**GIVEN TASK:**
Could you copy every line from the material below in which "инвестиционного" appears?

**SUPPLIED DATA:**
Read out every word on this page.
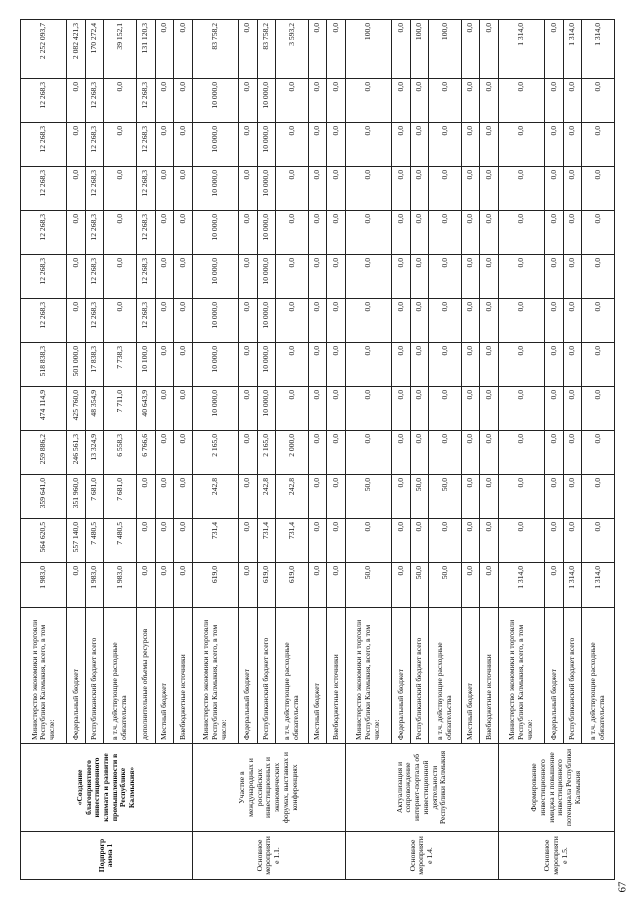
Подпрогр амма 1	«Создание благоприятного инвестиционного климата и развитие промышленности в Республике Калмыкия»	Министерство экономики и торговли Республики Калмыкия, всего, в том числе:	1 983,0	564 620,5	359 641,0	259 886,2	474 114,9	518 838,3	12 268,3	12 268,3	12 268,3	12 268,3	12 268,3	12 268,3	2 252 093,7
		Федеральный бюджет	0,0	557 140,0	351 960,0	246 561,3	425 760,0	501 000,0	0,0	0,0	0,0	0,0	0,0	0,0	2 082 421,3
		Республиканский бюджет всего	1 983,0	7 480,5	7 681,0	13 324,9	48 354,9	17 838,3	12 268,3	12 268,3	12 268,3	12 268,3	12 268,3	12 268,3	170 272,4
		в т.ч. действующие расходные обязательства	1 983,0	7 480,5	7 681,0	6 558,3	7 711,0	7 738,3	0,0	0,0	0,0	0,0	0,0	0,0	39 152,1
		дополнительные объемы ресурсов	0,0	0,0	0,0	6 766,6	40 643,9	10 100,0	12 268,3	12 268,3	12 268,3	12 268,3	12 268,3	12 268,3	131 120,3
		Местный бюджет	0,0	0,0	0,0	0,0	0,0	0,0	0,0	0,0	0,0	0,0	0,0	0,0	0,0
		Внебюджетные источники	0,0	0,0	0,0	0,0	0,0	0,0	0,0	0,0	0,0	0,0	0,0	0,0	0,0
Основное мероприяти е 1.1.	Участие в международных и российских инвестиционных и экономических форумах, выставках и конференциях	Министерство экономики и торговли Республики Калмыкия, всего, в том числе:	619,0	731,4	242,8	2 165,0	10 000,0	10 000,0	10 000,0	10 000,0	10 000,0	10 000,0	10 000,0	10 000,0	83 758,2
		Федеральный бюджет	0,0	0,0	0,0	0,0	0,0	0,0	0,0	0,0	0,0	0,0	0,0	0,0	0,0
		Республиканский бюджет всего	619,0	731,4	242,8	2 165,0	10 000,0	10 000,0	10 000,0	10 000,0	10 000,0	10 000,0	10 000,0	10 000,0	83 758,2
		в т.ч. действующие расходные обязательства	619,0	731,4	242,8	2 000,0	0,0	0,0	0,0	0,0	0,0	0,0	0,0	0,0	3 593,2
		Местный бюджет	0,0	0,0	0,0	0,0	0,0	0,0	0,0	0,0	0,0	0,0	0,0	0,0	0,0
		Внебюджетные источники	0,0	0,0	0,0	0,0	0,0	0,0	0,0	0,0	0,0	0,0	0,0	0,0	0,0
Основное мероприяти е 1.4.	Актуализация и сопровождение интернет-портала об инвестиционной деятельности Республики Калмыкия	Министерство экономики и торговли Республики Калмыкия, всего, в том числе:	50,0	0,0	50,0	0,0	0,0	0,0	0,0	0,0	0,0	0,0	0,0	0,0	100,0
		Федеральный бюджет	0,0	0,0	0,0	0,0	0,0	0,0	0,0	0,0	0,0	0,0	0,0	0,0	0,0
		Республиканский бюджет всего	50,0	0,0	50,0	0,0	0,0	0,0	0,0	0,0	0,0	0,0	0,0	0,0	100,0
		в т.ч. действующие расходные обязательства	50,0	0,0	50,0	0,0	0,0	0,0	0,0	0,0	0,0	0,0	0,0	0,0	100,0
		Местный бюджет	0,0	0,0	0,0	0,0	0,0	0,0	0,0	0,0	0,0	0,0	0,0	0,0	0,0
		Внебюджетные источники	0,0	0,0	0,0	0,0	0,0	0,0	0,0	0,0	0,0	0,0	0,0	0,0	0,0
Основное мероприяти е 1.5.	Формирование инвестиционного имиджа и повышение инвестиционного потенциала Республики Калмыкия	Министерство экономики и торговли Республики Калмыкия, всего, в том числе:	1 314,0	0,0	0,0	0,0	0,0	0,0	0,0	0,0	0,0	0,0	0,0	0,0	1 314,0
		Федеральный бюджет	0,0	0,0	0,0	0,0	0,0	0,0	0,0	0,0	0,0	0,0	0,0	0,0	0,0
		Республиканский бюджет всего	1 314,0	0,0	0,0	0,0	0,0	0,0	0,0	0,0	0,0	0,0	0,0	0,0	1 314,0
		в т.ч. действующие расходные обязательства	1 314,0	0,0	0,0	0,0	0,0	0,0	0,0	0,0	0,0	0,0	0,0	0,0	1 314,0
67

**RESPONSE TO THE TASK:**
Подпрогр амма 1	«Создание благоприятного инвестиционного климата и развитие промышленности в Республике Калмыкия»	Министерство экономики и торговли Республики Калмыкия, всего, в том числе:	1 983,0	564 620,5	359 641,0	259 886,2	474 114,9	518 838,3	12 268,3	12 268,3	12 268,3	12 268,3	12 268,3	12 268,3	2 252 093,7
Основное мероприяти е 1.5.	Формирование инвестиционного имиджа и повышение инвестиционного потенциала Республики Калмыкия	Министерство экономики и торговли Республики Калмыкия, всего, в том числе:	1 314,0	0,0	0,0	0,0	0,0	0,0	0,0	0,0	0,0	0,0	0,0	0,0	1 314,0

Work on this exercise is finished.